■ **Task details**: Collect every line that includes the string "party".

(Figure data in JSON)
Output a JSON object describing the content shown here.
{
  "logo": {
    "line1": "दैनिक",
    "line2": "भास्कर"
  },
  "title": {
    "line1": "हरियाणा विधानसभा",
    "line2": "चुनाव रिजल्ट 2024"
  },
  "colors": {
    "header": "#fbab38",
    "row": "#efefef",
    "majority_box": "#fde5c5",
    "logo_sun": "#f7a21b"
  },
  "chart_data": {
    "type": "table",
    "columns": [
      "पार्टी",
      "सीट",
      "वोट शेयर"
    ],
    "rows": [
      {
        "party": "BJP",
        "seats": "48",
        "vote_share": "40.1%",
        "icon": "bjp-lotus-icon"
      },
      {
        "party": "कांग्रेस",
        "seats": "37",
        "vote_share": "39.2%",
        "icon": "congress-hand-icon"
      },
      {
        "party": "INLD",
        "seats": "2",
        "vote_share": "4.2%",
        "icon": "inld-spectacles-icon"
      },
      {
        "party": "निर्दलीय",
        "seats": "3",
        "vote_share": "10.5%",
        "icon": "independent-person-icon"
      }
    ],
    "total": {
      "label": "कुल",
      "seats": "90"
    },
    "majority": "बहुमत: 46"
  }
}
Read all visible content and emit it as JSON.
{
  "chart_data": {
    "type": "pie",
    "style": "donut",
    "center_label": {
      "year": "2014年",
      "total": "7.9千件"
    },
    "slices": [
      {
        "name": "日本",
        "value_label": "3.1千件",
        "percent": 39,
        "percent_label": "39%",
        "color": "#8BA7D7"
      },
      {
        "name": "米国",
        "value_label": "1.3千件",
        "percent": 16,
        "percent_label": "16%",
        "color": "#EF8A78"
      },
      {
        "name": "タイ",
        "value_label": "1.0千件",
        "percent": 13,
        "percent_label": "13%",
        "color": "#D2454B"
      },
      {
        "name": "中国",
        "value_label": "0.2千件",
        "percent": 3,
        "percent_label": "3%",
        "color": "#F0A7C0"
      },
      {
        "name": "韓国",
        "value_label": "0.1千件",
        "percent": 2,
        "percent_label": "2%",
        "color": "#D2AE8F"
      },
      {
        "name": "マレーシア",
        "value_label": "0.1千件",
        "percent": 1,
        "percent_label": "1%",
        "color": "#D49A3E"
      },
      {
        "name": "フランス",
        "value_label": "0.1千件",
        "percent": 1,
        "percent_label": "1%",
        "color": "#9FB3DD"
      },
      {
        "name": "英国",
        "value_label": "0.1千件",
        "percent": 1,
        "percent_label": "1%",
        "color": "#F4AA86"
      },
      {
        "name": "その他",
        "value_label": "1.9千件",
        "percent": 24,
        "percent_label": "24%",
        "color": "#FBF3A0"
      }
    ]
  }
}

■ **Answer to the exercise**:
        "party": "BJP",
        "party": "कांग्रेस",
        "party": "INLD",
        "party": "निर्दलीय",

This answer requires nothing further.